> _Requirements_:
Write out every entry word for word.

> _The data_:

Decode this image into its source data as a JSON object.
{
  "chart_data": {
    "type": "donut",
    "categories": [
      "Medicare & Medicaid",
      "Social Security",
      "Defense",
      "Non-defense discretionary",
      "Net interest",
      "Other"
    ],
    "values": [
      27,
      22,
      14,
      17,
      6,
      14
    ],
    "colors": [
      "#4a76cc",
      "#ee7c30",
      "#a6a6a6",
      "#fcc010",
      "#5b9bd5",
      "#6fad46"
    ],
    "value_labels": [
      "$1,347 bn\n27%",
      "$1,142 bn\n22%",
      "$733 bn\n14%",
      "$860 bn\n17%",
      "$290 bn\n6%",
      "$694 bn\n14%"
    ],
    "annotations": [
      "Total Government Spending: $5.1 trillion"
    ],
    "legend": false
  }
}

> _Exercise solution_:
Decode this image into its source data as a JSON object.
{
  "chart_data": {
    "type": "donut",
    "categories": [
      "Medicare & Medicaid",
      "Social Security",
      "Defense",
      "Non-defense discretionary",
      "Net interest",
      "Other"
    ],
    "values": [
      27,
      22,
      14,
      17,
      6,
      14
    ],
    "colors": [
      "#4a76cc",
      "#ee7c30",
      "#a6a6a6",
      "#fcc010",
      "#5b9bd5",
      "#6fad46"
    ],
    "value_labels": [
      "$1,347 bn\n27%",
      "$1,142 bn\n22%",
      "$733 bn\n14%",
      "$860 bn\n17%",
      "$290 bn\n6%",
      "$694 bn\n14%"
    ],
    "annotations": [
      "Total Government Spending: $5.1 trillion"
    ],
    "legend": false
  }
}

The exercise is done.